* DATA TO PROCESS
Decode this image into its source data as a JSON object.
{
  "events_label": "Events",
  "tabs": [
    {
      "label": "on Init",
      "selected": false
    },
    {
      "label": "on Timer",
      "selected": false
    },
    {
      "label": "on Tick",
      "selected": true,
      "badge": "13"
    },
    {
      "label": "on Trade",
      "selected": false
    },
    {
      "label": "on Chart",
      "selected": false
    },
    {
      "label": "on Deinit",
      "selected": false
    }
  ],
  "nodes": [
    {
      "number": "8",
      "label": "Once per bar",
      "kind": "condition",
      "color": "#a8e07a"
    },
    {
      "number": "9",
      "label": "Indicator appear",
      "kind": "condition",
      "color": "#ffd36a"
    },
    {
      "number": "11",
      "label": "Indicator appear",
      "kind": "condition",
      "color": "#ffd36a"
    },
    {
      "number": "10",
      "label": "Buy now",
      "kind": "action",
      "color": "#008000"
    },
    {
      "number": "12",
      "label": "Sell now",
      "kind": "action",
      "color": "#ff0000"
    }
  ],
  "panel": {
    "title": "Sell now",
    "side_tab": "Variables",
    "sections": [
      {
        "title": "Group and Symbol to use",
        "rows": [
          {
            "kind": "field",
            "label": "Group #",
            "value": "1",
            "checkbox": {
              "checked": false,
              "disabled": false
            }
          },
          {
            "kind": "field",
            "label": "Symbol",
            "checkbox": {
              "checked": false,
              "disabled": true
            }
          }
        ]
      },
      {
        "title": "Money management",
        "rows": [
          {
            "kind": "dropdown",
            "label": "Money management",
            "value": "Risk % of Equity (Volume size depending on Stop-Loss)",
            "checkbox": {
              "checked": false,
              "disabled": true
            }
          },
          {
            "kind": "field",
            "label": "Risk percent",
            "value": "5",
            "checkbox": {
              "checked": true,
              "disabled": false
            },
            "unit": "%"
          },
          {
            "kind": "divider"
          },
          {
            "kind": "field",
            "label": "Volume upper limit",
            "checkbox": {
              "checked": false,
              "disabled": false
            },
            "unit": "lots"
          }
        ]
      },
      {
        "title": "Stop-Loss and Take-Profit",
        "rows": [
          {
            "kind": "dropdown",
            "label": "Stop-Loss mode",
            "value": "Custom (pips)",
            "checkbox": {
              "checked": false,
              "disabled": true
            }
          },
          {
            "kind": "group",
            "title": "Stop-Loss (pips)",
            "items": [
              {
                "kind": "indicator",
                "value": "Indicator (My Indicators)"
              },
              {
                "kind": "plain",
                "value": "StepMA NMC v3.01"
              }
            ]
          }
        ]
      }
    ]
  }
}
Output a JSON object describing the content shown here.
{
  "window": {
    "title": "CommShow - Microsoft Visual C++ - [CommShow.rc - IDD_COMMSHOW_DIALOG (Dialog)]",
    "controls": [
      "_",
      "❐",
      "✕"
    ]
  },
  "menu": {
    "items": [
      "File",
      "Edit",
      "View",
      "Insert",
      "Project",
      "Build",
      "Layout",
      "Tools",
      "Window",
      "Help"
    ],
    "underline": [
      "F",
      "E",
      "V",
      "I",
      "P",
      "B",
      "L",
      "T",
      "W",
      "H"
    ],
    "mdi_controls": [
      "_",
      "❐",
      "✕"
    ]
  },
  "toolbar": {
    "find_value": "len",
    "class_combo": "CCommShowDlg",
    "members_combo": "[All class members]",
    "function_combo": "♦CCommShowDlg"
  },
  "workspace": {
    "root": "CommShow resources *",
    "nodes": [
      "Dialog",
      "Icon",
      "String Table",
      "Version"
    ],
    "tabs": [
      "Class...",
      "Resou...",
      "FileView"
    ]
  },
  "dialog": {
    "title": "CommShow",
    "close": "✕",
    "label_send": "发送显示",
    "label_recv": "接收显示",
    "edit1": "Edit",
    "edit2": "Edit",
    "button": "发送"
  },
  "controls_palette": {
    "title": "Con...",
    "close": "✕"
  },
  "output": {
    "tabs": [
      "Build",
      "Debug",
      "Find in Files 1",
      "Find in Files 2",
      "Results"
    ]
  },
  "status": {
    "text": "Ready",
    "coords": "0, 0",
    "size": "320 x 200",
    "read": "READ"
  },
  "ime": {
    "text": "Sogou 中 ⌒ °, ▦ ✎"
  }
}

* TASK REQUIREMENTS
Quote every line from the line containing "Output a JSON" through the closing line of the listing, including both.

* THE SOLUTION
Output a JSON object describing the content shown here.
{
  "window": {
    "title": "CommShow - Microsoft Visual C++ - [CommShow.rc - IDD_COMMSHOW_DIALOG (Dialog)]",
    "controls": [
      "_",
      "❐",
      "✕"
    ]
  },
  "menu": {
    "items": [
      "File",
      "Edit",
      "View",
      "Insert",
      "Project",
      "Build",
      "Layout",
      "Tools",
      "Window",
      "Help"
    ],
    "underline": [
      "F",
      "E",
      "V",
      "I",
      "P",
      "B",
      "L",
      "T",
      "W",
      "H"
    ],
    "mdi_controls": [
      "_",
      "❐",
      "✕"
    ]
  },
  "toolbar": {
    "find_value": "len",
    "class_combo": "CCommShowDlg",
    "members_combo": "[All class members]",
    "function_combo": "♦CCommShowDlg"
  },
  "workspace": {
    "root": "CommShow resources *",
    "nodes": [
      "Dialog",
      "Icon",
      "String Table",
      "Version"
    ],
    "tabs": [
      "Class...",
      "Resou...",
      "FileView"
    ]
  },
  "dialog": {
    "title": "CommShow",
    "close": "✕",
    "label_send": "发送显示",
    "label_recv": "接收显示",
    "edit1": "Edit",
    "edit2": "Edit",
    "button": "发送"
  },
  "controls_palette": {
    "title": "Con...",
    "close": "✕"
  },
  "output": {
    "tabs": [
      "Build",
      "Debug",
      "Find in Files 1",
      "Find in Files 2",
      "Results"
    ]
  },
  "status": {
    "text": "Ready",
    "coords": "0, 0",
    "size": "320 x 200",
    "read": "READ"
  },
  "ime": {
    "text": "Sogou 中 ⌒ °, ▦ ✎"
  }
}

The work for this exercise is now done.